• [Goal]
Report how many lines of the records below include the word "title". Give nothing but the number.

• [Records provided]

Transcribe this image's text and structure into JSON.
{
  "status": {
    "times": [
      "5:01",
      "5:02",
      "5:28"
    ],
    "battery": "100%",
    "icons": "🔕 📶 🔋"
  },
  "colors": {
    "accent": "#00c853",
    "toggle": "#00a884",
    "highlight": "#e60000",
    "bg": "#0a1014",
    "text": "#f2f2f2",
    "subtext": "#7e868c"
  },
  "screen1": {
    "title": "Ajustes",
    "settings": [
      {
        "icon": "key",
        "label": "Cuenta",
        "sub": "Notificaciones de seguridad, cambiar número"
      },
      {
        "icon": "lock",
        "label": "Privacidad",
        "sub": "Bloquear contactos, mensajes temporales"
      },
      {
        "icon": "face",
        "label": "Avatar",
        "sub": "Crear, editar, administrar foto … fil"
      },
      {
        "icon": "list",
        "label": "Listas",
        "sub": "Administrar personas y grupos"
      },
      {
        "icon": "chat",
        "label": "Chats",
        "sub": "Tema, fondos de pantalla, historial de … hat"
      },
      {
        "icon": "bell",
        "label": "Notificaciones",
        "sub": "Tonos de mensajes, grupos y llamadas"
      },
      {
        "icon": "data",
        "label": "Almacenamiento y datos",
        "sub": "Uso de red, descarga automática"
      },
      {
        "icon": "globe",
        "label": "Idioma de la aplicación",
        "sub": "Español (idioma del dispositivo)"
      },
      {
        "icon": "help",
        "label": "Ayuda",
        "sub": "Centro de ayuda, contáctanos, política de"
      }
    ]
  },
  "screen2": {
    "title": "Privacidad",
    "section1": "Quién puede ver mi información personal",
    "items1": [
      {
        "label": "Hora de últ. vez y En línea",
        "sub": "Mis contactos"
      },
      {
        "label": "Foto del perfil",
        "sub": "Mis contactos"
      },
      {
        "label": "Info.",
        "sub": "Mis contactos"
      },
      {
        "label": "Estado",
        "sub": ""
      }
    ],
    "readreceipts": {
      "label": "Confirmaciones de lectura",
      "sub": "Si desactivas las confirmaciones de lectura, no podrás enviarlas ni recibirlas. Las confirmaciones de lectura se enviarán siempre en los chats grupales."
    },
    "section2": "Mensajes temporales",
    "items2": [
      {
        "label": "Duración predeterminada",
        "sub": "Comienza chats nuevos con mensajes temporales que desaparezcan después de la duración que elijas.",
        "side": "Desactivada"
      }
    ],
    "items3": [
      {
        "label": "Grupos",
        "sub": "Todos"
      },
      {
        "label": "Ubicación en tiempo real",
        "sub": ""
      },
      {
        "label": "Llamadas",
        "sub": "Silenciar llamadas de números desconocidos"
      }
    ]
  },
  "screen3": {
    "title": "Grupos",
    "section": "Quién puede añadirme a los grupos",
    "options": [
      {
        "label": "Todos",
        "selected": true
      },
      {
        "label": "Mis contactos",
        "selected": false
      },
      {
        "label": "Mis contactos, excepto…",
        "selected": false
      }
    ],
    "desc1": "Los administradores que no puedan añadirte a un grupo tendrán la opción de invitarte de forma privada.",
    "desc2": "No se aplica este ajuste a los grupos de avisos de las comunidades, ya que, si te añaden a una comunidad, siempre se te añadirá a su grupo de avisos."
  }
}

• [Answer for this exercise]
3